> [TO DO] Copy out every line of the data exactly.

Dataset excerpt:
• • •

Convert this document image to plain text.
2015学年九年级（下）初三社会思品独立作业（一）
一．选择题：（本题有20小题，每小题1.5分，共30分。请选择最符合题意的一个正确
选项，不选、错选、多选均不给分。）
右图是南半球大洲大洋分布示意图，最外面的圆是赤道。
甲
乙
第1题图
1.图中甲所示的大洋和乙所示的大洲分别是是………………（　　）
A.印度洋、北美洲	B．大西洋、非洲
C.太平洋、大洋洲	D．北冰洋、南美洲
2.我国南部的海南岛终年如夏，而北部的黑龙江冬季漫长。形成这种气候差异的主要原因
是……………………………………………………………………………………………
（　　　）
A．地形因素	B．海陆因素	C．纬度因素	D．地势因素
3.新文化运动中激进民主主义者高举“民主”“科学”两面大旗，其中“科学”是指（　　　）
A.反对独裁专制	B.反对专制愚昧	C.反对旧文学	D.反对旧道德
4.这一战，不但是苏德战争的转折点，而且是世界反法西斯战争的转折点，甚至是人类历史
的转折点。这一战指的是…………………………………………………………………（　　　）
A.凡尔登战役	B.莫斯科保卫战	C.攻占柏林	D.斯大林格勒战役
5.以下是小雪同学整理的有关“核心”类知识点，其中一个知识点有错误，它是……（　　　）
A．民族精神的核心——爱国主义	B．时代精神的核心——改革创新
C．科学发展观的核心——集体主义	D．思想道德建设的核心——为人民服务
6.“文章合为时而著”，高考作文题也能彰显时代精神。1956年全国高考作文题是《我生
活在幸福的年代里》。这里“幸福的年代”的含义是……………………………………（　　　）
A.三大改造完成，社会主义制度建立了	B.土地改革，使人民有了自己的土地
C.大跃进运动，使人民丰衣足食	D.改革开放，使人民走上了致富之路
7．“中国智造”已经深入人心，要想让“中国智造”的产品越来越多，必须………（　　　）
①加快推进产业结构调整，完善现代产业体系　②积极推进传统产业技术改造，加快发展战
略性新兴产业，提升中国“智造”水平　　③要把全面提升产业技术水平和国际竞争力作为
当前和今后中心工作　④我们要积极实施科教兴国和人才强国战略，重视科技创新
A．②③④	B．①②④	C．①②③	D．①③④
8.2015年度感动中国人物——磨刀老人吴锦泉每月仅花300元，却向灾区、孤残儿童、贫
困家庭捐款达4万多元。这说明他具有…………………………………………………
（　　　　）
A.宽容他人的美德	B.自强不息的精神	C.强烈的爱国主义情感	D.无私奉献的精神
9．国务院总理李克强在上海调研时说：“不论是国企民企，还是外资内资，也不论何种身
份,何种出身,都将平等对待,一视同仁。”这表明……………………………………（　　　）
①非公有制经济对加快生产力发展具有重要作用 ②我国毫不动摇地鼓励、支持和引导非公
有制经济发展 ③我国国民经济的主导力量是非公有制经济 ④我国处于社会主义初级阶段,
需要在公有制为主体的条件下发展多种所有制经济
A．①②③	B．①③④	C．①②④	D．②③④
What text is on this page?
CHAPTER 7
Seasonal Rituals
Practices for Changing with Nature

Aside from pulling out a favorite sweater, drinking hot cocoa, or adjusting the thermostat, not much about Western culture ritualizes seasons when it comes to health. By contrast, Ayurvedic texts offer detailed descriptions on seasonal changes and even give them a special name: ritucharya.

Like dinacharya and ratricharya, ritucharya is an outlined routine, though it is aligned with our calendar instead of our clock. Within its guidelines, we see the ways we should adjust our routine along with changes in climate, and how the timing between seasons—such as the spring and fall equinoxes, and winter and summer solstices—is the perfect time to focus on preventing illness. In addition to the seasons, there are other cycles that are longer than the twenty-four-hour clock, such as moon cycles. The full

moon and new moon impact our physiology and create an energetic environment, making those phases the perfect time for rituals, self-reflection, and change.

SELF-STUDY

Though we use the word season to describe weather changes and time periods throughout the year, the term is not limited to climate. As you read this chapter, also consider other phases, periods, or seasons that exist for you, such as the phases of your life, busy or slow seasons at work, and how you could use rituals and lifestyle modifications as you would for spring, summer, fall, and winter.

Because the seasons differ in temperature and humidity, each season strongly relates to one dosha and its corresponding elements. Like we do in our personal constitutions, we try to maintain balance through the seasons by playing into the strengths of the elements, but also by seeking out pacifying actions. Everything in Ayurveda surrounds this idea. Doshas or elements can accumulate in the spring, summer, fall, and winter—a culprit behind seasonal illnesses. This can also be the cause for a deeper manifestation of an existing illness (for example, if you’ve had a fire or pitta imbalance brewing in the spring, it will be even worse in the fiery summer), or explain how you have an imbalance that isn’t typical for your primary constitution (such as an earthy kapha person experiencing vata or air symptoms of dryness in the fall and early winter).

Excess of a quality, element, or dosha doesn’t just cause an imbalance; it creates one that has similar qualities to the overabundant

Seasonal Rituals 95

• • •

> [ANSWER FOR THE TASK]
Convert this document image to plain text.
2015学年九年级（下）初三社会思品独立作业（一）
一．选择题：（本题有20小题，每小题1.5分，共30分。请选择最符合题意的一个正确
选项，不选、错选、多选均不给分。）
右图是南半球大洲大洋分布示意图，最外面的圆是赤道。
甲
乙
第1题图
1.图中甲所示的大洋和乙所示的大洲分别是是………………（　　）
A.印度洋、北美洲	B．大西洋、非洲
C.太平洋、大洋洲	D．北冰洋、南美洲
2.我国南部的海南岛终年如夏，而北部的黑龙江冬季漫长。形成这种气候差异的主要原因
是……………………………………………………………………………………………
（　　　）
A．地形因素	B．海陆因素	C．纬度因素	D．地势因素
3.新文化运动中激进民主主义者高举“民主”“科学”两面大旗，其中“科学”是指（　　　）
A.反对独裁专制	B.反对专制愚昧	C.反对旧文学	D.反对旧道德
4.这一战，不但是苏德战争的转折点，而且是世界反法西斯战争的转折点，甚至是人类历史
的转折点。这一战指的是…………………………………………………………………（　　　）
A.凡尔登战役	B.莫斯科保卫战	C.攻占柏林	D.斯大林格勒战役
5.以下是小雪同学整理的有关“核心”类知识点，其中一个知识点有错误，它是……（　　　）
A．民族精神的核心——爱国主义	B．时代精神的核心——改革创新
C．科学发展观的核心——集体主义	D．思想道德建设的核心——为人民服务
6.“文章合为时而著”，高考作文题也能彰显时代精神。1956年全国高考作文题是《我生
活在幸福的年代里》。这里“幸福的年代”的含义是……………………………………（　　　）
A.三大改造完成，社会主义制度建立了	B.土地改革，使人民有了自己的土地
C.大跃进运动，使人民丰衣足食	D.改革开放，使人民走上了致富之路
7．“中国智造”已经深入人心，要想让“中国智造”的产品越来越多，必须………（　　　）
①加快推进产业结构调整，完善现代产业体系　②积极推进传统产业技术改造，加快发展战
略性新兴产业，提升中国“智造”水平　　③要把全面提升产业技术水平和国际竞争力作为
当前和今后中心工作　④我们要积极实施科教兴国和人才强国战略，重视科技创新
A．②③④	B．①②④	C．①②③	D．①③④
8.2015年度感动中国人物——磨刀老人吴锦泉每月仅花300元，却向灾区、孤残儿童、贫
困家庭捐款达4万多元。这说明他具有…………………………………………………
（　　　　）
A.宽容他人的美德	B.自强不息的精神	C.强烈的爱国主义情感	D.无私奉献的精神
9．国务院总理李克强在上海调研时说：“不论是国企民企，还是外资内资，也不论何种身
份,何种出身,都将平等对待,一视同仁。”这表明……………………………………（　　　）
①非公有制经济对加快生产力发展具有重要作用 ②我国毫不动摇地鼓励、支持和引导非公
有制经济发展 ③我国国民经济的主导力量是非公有制经济 ④我国处于社会主义初级阶段,
需要在公有制为主体的条件下发展多种所有制经济
A．①②③	B．①③④	C．①②④	D．②③④
What text is on this page?
CHAPTER 7
Seasonal Rituals
Practices for Changing with Nature

Aside from pulling out a favorite sweater, drinking hot cocoa, or adjusting the thermostat, not much about Western culture ritualizes seasons when it comes to health. By contrast, Ayurvedic texts offer detailed descriptions on seasonal changes and even give them a special name: ritucharya.

Like dinacharya and ratricharya, ritucharya is an outlined routine, though it is aligned with our calendar instead of our clock. Within its guidelines, we see the ways we should adjust our routine along with changes in climate, and how the timing between seasons—such as the spring and fall equinoxes, and winter and summer solstices—is the perfect time to focus on preventing illness. In addition to the seasons, there are other cycles that are longer than the twenty-four-hour clock, such as moon cycles. The full

moon and new moon impact our physiology and create an energetic environment, making those phases the perfect time for rituals, self-reflection, and change.

SELF-STUDY

Though we use the word season to describe weather changes and time periods throughout the year, the term is not limited to climate. As you read this chapter, also consider other phases, periods, or seasons that exist for you, such as the phases of your life, busy or slow seasons at work, and how you could use rituals and lifestyle modifications as you would for spring, summer, fall, and winter.

Because the seasons differ in temperature and humidity, each season strongly relates to one dosha and its corresponding elements. Like we do in our personal constitutions, we try to maintain balance through the seasons by playing into the strengths of the elements, but also by seeking out pacifying actions. Everything in Ayurveda surrounds this idea. Doshas or elements can accumulate in the spring, summer, fall, and winter—a culprit behind seasonal illnesses. This can also be the cause for a deeper manifestation of an existing illness (for example, if you’ve had a fire or pitta imbalance brewing in the spring, it will be even worse in the fiery summer), or explain how you have an imbalance that isn’t typical for your primary constitution (such as an earthy kapha person experiencing vata or air symptoms of dryness in the fall and early winter).

Excess of a quality, element, or dosha doesn’t just cause an imbalance; it creates one that has similar qualities to the overabundant

Seasonal Rituals 95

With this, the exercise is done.